**Work to complete:** Count every line of the listing where the string "amount" occurs, and reply with the count alone.

**Material to process:**
%%
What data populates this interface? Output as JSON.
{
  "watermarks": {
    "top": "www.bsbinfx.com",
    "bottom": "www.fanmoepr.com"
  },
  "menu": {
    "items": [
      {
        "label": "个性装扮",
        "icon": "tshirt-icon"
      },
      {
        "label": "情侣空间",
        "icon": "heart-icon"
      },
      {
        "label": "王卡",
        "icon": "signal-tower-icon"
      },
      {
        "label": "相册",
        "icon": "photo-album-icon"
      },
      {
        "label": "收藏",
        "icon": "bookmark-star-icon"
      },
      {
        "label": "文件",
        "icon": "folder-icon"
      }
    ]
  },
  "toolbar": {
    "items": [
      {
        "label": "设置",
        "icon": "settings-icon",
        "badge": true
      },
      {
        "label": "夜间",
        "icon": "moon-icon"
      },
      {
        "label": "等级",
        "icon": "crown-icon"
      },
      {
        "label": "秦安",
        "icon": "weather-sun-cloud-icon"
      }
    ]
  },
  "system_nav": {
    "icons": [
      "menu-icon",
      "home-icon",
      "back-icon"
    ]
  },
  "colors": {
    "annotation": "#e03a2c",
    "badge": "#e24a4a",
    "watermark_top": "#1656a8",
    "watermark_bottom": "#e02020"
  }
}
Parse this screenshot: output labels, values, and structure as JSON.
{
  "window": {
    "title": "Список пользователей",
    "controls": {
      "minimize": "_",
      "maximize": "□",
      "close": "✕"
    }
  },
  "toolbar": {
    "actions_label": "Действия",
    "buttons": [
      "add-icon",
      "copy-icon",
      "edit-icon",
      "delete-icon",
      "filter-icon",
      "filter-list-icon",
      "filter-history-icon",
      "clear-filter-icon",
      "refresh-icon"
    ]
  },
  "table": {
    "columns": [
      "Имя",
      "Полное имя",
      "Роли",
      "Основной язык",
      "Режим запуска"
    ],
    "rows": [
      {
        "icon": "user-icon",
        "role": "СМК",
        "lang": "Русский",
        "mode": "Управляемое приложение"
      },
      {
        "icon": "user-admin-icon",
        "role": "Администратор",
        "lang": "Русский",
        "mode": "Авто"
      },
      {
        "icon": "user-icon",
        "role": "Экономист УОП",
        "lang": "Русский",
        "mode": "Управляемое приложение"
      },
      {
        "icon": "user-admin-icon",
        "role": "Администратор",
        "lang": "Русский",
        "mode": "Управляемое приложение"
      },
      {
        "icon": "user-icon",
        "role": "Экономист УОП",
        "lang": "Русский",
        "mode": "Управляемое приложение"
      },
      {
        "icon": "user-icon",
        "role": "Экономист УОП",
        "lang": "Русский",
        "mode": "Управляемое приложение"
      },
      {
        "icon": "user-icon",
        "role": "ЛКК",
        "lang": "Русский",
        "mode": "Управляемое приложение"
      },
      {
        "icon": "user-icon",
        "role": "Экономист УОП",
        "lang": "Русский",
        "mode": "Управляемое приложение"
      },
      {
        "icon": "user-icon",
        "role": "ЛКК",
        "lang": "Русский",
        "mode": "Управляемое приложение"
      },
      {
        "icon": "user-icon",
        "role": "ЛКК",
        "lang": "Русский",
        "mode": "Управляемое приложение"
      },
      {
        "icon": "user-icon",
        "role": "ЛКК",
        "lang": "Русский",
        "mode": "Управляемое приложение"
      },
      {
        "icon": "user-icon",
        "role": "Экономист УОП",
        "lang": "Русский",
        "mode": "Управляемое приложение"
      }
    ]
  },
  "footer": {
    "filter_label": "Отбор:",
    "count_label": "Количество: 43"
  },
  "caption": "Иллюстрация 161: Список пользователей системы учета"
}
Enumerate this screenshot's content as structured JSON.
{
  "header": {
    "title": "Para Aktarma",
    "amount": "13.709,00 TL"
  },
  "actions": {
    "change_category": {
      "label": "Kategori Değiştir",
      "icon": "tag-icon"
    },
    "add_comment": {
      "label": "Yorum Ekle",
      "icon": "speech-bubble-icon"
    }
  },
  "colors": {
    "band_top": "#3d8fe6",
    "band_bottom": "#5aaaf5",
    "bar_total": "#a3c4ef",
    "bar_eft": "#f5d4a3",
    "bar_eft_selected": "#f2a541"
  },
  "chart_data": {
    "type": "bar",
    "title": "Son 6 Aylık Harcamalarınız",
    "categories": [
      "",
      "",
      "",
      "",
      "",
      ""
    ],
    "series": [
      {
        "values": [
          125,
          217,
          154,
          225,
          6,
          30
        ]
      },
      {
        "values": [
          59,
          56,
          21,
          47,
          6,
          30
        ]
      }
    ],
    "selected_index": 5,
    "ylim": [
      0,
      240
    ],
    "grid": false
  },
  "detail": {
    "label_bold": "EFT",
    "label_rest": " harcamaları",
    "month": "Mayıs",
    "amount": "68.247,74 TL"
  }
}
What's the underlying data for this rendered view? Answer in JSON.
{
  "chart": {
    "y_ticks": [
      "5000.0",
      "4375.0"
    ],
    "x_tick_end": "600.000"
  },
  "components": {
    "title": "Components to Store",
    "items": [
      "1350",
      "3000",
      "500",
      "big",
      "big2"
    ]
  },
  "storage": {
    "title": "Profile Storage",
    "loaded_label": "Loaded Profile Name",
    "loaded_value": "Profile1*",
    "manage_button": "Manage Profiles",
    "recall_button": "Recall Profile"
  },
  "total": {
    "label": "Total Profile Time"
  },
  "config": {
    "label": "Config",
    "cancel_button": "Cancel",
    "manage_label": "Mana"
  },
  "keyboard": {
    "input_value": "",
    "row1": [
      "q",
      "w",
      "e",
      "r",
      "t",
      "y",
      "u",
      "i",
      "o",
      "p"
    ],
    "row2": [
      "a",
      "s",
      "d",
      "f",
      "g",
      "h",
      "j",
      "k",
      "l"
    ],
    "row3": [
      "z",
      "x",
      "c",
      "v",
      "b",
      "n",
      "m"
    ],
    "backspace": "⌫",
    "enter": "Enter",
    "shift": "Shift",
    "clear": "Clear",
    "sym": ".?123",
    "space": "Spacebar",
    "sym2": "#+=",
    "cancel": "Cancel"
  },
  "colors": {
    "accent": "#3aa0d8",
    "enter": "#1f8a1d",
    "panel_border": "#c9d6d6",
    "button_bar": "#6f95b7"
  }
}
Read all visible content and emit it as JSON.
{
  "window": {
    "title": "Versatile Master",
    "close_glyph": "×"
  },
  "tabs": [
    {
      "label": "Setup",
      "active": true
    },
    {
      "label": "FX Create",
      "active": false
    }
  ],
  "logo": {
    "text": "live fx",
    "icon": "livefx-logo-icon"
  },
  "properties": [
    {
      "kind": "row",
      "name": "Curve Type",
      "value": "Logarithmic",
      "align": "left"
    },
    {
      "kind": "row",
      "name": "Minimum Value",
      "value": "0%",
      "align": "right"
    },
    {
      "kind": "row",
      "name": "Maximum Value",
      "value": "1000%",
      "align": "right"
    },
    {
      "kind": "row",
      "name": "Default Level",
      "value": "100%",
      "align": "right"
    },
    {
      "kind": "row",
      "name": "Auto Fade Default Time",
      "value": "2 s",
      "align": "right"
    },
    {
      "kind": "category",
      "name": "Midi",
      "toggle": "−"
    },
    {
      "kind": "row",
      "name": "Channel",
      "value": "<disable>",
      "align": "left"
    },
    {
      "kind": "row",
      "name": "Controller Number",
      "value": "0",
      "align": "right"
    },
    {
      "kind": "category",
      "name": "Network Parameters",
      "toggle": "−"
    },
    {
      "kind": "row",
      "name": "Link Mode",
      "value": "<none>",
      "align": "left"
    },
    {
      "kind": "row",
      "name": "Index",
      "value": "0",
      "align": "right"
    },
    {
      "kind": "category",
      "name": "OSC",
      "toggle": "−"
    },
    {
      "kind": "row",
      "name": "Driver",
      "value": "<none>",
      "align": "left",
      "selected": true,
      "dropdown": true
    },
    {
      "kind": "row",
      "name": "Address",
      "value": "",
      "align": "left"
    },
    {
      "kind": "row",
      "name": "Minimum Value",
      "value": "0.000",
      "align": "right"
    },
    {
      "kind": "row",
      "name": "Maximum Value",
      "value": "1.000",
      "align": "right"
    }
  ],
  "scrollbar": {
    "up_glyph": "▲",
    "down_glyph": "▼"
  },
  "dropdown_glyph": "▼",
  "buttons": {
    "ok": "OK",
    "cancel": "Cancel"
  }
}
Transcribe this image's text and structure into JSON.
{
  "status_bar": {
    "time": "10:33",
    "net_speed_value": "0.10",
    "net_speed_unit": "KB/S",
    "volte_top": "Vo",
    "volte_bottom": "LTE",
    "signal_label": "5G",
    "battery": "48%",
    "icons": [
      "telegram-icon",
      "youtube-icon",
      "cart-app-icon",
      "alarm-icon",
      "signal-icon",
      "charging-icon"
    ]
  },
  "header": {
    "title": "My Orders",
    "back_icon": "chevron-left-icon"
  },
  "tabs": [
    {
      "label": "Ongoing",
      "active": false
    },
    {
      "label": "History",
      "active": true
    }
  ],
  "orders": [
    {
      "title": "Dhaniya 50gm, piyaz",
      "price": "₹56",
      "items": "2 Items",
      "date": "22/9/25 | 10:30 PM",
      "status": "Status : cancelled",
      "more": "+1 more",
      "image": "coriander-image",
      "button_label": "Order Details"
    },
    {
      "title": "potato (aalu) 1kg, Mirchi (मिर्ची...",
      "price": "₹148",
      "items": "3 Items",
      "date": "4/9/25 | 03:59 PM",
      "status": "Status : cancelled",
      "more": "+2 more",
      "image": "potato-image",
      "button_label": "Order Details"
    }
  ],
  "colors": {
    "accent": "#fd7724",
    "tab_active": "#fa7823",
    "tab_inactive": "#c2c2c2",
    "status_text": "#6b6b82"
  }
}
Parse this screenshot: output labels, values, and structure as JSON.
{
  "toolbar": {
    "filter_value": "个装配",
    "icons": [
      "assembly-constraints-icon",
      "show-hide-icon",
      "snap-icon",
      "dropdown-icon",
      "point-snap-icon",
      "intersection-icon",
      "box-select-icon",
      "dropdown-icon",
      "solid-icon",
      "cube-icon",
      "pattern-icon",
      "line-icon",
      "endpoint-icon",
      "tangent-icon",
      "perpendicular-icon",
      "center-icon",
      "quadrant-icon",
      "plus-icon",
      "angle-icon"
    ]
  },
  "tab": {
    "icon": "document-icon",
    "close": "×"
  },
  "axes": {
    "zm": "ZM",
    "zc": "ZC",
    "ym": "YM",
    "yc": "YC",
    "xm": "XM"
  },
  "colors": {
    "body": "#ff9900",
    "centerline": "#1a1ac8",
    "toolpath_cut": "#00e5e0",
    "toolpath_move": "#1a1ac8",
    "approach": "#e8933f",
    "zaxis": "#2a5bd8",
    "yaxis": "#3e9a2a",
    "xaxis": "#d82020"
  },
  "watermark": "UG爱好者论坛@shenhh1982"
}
%%
**The completed task:** 2